BRANO DA LEGGERE -
- - -
PERCHE' IL "FONDAMENTALISMO" ISLAMICO?
Una indagine sull'origine e l'evoluzione dei movimenti islamici del Maghreb.
LE TESI DELLO STUDIOSO FRANCESE FRANCOIS BURGAT

di Aluisi Tosolini

"Perché dobbiamo essere i soli a non gustare i benefici della modernità se non per tramite obbligato di Descartes o di Marx? Per accedere alla modernità non vi sono in effetti altre strade reali che la nostra, quella che hanno tracciato per noi la nostra religione, la nostra storia e la nostra civiltà" (Rashid Ghannushi).

sommario

1. LA DIFFICOLTA' DI DAR NOME ALLE COSE
2. L'OCCIDENTE E L'INCUBO DEL SUO DOPPIO
2a. islamismo, terzo stadio del missile chiamato decolonizzazione?
3. VIVA NOI: PARLA RASHID GHANNUSHI
4. DALLA CULTURA ALLA POLITICA
5. I LUOGHI: MOSCHEE, UNIVERSITA', URNE
5a. Il ruolo delle donne
6. E LA VIOLENZA?
7. QUALE FUTURO?
8. ASPETTANDO L' IJTIHAD: COME DIRE DEMOCRAZIA IN ARABO?
:
9. NON CAPIRCI NIENTE E FARLO FINO ALLA FINE...
- - -
DATI FORNITI -
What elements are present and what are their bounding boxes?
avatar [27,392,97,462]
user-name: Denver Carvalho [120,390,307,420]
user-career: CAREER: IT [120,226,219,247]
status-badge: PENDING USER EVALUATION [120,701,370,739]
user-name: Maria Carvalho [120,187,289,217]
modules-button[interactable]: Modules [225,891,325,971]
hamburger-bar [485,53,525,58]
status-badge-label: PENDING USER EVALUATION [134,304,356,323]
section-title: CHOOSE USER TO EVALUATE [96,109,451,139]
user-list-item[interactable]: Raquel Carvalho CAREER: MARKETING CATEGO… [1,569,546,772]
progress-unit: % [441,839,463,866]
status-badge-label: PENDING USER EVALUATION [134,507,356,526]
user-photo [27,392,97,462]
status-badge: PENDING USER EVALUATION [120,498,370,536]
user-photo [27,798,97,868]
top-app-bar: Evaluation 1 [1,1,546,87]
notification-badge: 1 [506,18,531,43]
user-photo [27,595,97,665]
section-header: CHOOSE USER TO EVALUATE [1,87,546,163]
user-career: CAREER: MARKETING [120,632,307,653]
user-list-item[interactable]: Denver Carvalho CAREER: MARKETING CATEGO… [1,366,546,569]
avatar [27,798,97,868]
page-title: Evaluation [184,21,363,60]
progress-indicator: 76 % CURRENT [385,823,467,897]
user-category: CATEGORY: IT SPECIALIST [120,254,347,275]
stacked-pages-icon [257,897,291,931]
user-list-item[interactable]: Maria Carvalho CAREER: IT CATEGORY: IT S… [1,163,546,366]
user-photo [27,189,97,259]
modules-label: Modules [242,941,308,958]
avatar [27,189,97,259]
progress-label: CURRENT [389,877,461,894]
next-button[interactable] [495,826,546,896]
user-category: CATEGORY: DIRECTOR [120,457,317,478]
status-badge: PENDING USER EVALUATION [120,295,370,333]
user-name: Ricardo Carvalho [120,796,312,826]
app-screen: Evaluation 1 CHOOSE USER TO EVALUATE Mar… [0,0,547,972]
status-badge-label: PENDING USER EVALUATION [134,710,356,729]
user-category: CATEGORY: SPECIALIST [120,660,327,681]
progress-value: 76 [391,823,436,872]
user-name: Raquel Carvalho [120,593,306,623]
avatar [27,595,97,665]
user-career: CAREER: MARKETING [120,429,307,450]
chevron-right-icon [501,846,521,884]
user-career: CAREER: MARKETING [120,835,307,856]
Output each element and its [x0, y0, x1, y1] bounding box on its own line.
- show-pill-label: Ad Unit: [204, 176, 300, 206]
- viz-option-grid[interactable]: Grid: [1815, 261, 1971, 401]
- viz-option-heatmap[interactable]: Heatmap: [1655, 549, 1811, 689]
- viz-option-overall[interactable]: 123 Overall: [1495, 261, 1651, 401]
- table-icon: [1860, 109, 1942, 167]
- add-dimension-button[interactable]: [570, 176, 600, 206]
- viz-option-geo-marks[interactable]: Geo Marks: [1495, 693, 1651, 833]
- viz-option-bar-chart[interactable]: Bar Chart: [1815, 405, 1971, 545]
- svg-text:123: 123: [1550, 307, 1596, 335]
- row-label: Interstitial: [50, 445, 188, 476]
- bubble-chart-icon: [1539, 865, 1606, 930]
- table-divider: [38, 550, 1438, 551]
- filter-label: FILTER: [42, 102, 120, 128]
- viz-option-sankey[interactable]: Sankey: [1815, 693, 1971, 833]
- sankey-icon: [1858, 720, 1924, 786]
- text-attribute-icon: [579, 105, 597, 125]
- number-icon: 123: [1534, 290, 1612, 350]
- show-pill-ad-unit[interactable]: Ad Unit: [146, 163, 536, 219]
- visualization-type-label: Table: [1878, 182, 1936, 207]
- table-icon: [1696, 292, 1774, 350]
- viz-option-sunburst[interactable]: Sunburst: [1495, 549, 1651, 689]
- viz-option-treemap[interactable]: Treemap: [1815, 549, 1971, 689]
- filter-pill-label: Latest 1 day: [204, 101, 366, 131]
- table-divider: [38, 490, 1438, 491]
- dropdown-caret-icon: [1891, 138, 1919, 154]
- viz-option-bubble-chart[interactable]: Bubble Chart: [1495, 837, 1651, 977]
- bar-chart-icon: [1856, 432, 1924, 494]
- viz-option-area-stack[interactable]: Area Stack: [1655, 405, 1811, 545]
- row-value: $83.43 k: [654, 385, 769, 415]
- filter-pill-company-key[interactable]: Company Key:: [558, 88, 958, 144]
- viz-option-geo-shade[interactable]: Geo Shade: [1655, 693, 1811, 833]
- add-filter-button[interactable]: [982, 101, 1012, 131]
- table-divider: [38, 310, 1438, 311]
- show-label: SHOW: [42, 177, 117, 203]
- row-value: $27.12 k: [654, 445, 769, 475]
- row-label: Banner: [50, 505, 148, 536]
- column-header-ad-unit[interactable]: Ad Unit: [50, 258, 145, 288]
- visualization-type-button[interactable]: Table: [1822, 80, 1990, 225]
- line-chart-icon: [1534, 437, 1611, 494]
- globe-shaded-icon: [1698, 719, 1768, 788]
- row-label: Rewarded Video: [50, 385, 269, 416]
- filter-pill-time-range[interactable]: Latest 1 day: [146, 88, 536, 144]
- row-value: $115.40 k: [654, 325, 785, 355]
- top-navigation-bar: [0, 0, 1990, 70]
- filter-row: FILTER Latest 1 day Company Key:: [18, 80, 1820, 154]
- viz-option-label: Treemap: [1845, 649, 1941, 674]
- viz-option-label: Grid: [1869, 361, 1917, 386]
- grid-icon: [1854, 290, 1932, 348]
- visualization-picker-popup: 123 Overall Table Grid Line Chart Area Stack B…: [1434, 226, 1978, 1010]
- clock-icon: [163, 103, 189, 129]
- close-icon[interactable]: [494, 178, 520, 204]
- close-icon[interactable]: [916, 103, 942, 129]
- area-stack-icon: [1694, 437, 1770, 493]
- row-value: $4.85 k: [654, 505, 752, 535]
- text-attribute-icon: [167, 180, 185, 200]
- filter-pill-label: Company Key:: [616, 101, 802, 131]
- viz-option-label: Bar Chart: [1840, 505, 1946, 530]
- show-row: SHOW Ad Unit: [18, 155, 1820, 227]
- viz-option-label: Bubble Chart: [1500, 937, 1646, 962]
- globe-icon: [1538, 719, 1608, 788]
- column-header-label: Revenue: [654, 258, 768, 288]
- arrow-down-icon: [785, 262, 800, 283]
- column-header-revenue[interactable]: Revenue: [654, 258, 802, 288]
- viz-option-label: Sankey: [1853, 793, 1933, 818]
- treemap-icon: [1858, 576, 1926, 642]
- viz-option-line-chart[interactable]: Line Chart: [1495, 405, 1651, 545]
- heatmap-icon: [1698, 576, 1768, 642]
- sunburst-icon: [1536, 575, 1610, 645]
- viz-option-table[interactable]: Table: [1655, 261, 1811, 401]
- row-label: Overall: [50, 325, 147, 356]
- - -
DA FARE -
- A) Trascrivi dal testo sul fondamentalismo islamico il passo che va da "1. LA DIFFICOLTA'" fino a "DEMOCRAZIA IN ARABO?" compreso.
- B) Rispondi a queste domande sul testo sul fondamentalismo islamico:
(i) Chi firma il testo?
(ii) Di quale studioso francese vengono presentate le tesi?
(iii) Di quale regione sono i movimenti islamici su cui si indaga?
- C) Prosegui il testo sul fondamentalismo islamico a partire dall'ultima riga mostrata.

RISPOSTE -
- A)
1. LA DIFFICOLTA' DI DAR NOME ALLE COSE
2. L'OCCIDENTE E L'INCUBO DEL SUO DOPPIO
2a. islamismo, terzo stadio del missile chiamato decolonizzazione?
3. VIVA NOI: PARLA RASHID GHANNUSHI
4. DALLA CULTURA ALLA POLITICA
5. I LUOGHI: MOSCHEE, UNIVERSITA', URNE
5a. Il ruolo delle donne
6. E LA VIOLENZA?
7. QUALE FUTURO?
8. ASPETTANDO L' IJTIHAD: COME DIRE DEMOCRAZIA IN ARABO?

- B)
(i) Aluisi Tosolini.
(ii) Francois Burgat.
(iii) Il Maghreb.

- C)
1. LA DIFFICOLTA' DI DAR NOME ALLE COSE

"Fondamentalismo islamico": in queste due parole stanno molte delle paure e degli incubi dell'occidente, non solo di quella porzione di esso che si specchia sul Mediterraneo ma dell'identità stessa di quel "quid" astratto ma dotato di una enorme forza collante che si definisce, appunto, occidente. (1)

La letteratura scientifica sul fondamentalismo islamico (2) è abbastanza scarsa in Italia mentre risulta fiorente in altre realtà, Francia in primis.

Tra i diversi studi risulta molto interessante un volume del politologo francese Francois Burgat pubblicato dalla SEI (F. Burgat, Il fondamentalismo islamico. Algeria, Tunisia, Marocco, Libia, Torino, SEI, pp 366, 1995).

Interessante perché

  1. si impegna ad "ascoltare il militante islamico senza mediazione" (p. 6)
  2. propone un originale modello interpretativo che va a verificare nel concreto della storia recente di quattro paesi del nord Africa (Libia, Marocco, Algeria e Tunisia).

In primo luogo, comunque, Burgat cerca di "dare il nome alle cose" e nel corso del primo capitolo sostiene la necessità (sulla scorta anche degli studi di Bruno Etienne e Muhammad Tozy) di definire "islamico" ciò che comunemente viene invece chiamato fondamentalismo o integralismo. "Islamici" si definiscono del resto gli stessi fautori del movimento distinguendo tra Islam e movimento islamico. Scrive Rashid Ghannushi (leader e teorico della principale corrente tunisisna): "L'Islam - in Tunisia - è antico, ma il movimento islamico è recente" (p. 11) (3).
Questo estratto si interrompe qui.